EXERCISE REQUIREMENTS: Collect all lines below with the string "text".

[Begin GIVEN ENTRIES]

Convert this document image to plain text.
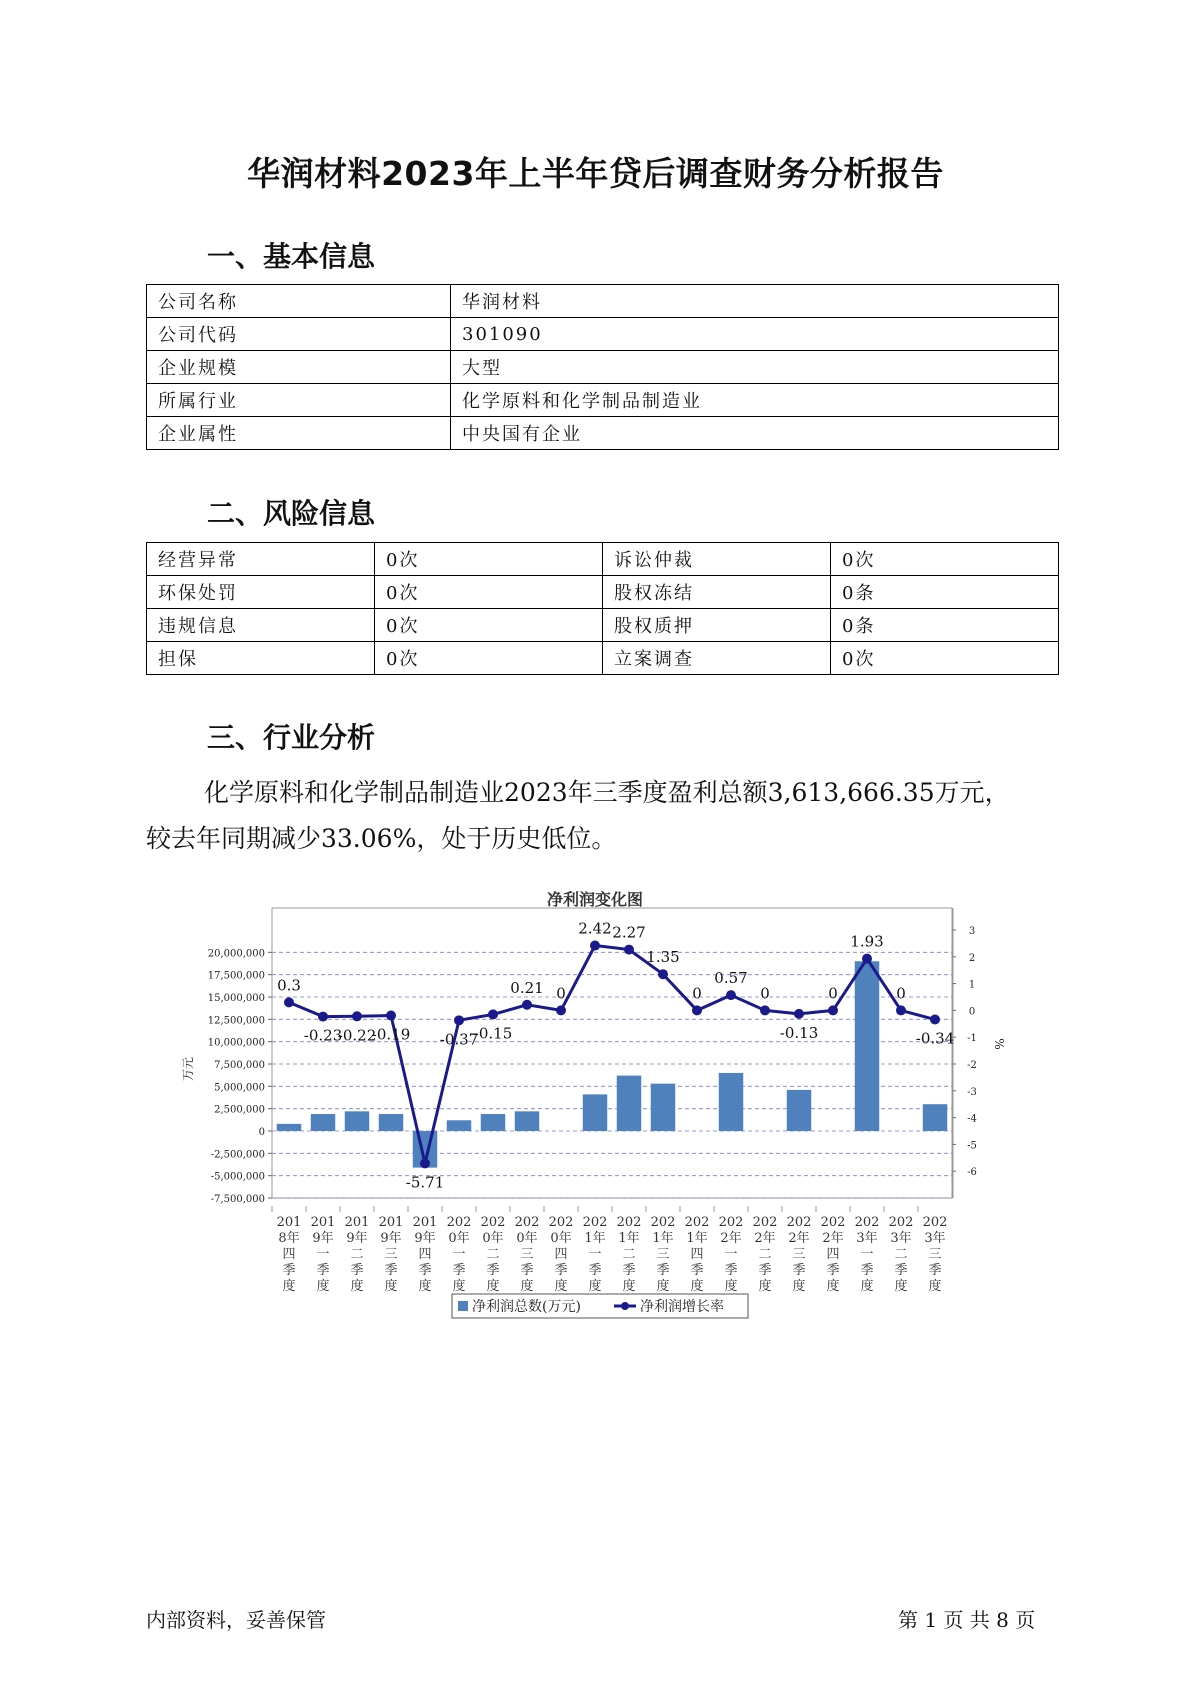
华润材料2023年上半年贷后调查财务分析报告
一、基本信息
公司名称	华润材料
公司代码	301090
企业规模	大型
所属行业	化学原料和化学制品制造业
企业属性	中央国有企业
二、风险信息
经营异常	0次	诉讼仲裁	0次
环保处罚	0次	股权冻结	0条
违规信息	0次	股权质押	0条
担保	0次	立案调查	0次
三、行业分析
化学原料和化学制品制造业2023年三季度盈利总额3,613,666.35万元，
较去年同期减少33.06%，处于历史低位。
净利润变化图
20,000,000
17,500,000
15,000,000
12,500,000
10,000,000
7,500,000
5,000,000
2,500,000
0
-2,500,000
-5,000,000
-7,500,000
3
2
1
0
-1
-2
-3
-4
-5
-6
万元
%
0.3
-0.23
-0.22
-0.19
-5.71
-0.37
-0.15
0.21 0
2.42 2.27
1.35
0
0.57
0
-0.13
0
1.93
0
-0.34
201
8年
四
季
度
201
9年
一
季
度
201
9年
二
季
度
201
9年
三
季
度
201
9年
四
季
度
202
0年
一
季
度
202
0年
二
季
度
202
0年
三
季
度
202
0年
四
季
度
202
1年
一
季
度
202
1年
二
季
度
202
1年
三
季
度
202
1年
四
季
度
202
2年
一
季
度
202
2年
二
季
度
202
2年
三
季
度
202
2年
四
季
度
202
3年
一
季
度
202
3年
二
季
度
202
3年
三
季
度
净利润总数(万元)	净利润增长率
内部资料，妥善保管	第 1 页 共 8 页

[End GIVEN ENTRIES]
[Begin GIVEN ENTRIES]

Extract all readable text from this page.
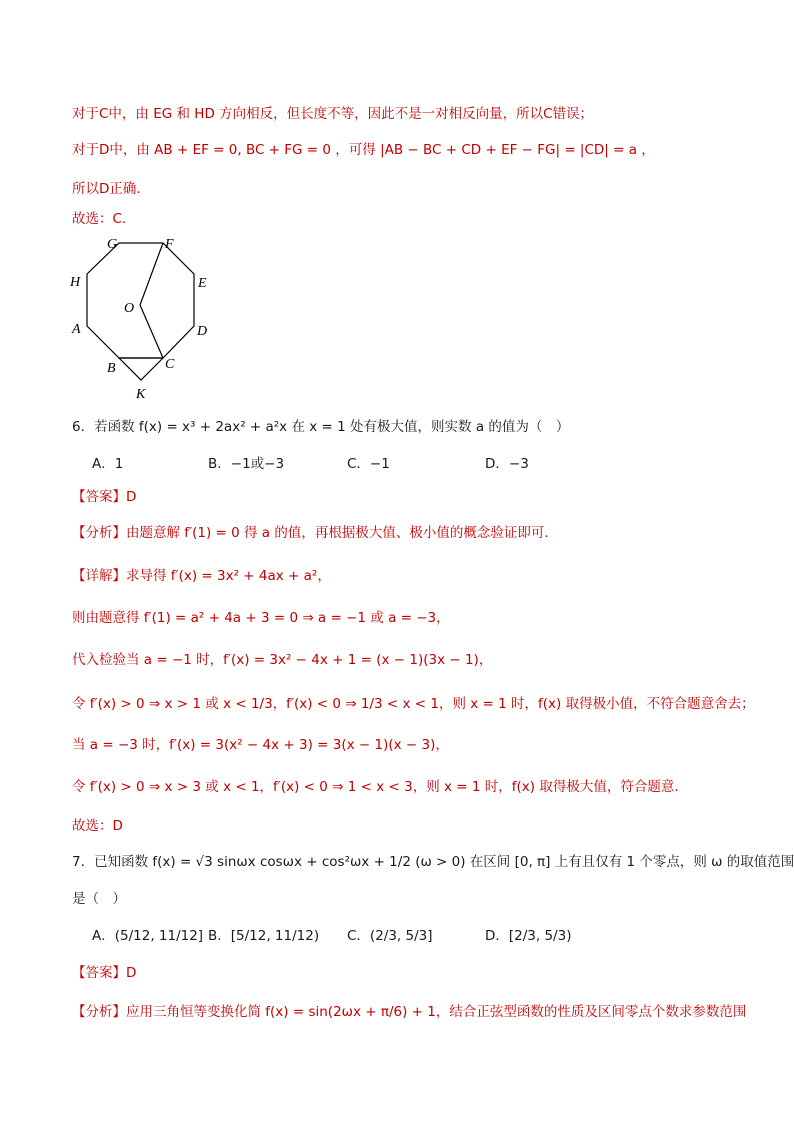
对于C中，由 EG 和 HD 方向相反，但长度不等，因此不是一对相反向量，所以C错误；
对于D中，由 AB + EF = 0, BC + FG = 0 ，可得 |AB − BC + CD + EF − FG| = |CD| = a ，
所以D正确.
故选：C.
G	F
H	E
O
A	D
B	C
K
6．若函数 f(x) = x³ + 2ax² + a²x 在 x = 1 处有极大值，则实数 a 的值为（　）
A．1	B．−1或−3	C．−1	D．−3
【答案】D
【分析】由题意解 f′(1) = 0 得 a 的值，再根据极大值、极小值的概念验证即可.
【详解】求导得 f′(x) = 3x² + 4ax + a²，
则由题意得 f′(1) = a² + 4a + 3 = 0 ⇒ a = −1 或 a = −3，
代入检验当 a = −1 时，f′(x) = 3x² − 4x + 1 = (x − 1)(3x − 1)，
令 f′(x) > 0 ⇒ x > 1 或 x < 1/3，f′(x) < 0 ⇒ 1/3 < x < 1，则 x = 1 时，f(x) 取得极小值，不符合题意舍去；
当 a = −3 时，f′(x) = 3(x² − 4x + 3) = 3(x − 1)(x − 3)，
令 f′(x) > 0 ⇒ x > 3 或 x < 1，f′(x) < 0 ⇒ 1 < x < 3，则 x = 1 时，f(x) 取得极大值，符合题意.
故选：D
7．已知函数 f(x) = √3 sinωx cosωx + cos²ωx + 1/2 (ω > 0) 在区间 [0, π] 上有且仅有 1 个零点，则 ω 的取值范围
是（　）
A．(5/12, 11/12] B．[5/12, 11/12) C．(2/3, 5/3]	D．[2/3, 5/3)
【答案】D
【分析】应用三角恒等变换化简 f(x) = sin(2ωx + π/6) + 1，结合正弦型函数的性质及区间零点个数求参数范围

[End GIVEN ENTRIES]

EXPECTED ANSWER:
Convert this document image to plain text.
Extract all readable text from this page.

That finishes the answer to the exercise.